* Exercise description: In the data, extract each line that holds the string "type".

[START OF Data supplied]

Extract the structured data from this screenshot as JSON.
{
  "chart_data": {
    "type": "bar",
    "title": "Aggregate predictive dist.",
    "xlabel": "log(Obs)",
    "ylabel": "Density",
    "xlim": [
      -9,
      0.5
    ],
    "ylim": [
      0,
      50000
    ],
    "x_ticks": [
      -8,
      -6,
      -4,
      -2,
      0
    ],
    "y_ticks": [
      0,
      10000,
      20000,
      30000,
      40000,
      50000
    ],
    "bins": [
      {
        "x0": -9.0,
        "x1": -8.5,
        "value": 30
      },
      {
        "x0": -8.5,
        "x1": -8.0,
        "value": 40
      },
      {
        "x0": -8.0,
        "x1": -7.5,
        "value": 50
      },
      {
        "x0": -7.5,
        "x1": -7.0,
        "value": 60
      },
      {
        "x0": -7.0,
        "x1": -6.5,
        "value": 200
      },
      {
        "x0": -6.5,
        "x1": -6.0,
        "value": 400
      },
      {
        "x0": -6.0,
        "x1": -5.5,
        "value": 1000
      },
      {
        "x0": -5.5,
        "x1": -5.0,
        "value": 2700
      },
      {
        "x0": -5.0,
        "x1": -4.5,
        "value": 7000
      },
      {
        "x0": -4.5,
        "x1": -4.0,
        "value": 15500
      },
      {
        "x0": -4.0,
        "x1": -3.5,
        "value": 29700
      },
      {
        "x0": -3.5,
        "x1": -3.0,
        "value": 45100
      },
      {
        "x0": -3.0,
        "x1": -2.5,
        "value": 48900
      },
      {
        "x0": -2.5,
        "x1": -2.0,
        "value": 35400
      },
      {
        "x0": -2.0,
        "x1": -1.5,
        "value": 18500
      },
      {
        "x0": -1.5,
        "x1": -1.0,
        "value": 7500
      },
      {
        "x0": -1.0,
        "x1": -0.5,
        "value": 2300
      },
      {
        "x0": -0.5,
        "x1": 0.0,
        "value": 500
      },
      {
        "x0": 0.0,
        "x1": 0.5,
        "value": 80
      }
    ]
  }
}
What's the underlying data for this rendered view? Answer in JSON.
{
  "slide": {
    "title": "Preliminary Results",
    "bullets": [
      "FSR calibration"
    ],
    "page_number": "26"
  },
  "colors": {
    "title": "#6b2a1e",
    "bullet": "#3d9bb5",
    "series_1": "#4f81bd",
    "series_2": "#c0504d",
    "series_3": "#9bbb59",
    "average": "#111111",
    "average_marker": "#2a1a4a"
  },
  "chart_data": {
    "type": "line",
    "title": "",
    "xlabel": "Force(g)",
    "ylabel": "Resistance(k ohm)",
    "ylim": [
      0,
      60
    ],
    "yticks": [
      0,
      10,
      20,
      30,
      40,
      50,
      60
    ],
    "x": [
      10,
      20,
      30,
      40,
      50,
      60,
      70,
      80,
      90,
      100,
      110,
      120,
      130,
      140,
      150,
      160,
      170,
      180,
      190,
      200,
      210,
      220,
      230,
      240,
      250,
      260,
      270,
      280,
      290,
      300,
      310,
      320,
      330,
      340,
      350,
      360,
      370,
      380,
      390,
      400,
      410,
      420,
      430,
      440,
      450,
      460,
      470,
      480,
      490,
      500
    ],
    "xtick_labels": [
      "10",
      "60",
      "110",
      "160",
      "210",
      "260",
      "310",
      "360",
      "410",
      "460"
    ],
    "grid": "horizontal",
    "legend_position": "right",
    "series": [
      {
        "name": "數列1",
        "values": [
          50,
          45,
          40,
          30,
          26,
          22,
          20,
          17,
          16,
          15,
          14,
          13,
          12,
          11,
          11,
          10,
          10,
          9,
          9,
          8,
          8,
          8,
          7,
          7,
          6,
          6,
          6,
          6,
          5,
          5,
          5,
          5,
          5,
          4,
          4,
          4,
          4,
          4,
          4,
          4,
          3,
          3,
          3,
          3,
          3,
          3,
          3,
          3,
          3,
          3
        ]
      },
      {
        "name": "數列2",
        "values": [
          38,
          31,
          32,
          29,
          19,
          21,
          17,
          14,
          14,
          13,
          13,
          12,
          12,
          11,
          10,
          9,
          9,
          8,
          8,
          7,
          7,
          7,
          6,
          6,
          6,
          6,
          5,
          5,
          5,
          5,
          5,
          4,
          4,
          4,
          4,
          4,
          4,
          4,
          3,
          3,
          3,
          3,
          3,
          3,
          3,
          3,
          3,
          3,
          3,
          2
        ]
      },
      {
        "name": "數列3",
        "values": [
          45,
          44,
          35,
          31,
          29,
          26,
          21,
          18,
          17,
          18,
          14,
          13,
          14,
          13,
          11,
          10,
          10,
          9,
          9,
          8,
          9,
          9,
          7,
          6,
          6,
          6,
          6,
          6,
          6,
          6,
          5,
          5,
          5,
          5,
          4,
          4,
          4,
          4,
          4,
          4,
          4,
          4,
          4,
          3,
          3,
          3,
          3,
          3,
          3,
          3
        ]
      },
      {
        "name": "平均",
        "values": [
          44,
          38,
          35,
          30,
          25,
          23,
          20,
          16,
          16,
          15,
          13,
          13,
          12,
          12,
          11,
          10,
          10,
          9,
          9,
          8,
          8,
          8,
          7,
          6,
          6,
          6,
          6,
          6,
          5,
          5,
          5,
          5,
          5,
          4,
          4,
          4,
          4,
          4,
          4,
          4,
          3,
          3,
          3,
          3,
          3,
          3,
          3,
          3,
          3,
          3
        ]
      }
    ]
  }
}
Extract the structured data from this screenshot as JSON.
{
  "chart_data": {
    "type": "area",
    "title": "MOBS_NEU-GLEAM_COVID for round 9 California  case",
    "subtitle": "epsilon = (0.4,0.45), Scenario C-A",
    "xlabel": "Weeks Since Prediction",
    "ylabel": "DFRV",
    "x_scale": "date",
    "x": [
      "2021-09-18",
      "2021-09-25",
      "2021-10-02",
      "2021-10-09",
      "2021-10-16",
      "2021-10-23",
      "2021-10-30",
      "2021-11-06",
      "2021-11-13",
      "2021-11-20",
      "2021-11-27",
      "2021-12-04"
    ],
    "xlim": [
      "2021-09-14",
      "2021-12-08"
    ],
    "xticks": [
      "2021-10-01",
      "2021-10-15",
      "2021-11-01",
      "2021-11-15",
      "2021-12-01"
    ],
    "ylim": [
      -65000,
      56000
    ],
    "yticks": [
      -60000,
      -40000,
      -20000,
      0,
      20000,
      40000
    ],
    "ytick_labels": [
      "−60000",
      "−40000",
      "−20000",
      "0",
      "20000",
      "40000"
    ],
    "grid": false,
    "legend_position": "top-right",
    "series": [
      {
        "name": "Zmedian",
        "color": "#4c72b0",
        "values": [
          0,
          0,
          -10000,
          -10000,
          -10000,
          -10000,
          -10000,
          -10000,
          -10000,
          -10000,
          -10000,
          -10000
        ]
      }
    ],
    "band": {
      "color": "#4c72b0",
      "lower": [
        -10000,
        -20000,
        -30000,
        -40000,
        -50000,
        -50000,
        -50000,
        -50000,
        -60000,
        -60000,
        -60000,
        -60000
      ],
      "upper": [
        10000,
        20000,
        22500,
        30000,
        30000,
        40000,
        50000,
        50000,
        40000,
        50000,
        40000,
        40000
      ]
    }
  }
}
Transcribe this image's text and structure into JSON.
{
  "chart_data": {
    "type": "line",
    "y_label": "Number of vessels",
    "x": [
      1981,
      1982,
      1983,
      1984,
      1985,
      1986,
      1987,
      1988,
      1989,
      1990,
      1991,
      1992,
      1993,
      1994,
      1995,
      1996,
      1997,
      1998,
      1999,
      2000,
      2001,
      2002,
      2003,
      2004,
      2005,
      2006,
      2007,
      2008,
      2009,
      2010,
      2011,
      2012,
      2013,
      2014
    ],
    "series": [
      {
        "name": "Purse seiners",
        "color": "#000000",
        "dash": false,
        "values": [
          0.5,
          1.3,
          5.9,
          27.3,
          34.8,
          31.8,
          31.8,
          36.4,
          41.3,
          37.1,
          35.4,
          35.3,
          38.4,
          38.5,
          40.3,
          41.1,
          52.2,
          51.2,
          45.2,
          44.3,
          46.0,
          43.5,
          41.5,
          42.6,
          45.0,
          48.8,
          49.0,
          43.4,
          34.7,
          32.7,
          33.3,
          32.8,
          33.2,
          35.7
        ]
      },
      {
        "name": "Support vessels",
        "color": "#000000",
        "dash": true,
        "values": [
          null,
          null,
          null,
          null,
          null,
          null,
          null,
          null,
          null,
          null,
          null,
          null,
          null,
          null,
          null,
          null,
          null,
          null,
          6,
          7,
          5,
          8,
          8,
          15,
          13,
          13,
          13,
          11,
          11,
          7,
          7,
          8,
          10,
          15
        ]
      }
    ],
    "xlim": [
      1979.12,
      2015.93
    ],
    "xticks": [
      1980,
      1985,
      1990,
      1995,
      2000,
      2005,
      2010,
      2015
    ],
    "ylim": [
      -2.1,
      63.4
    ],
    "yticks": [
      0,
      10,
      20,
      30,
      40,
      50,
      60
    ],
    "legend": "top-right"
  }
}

[END OF Data supplied]

* The output:
    "type": "bar",
    "type": "line",
    "type": "area",
    "type": "line",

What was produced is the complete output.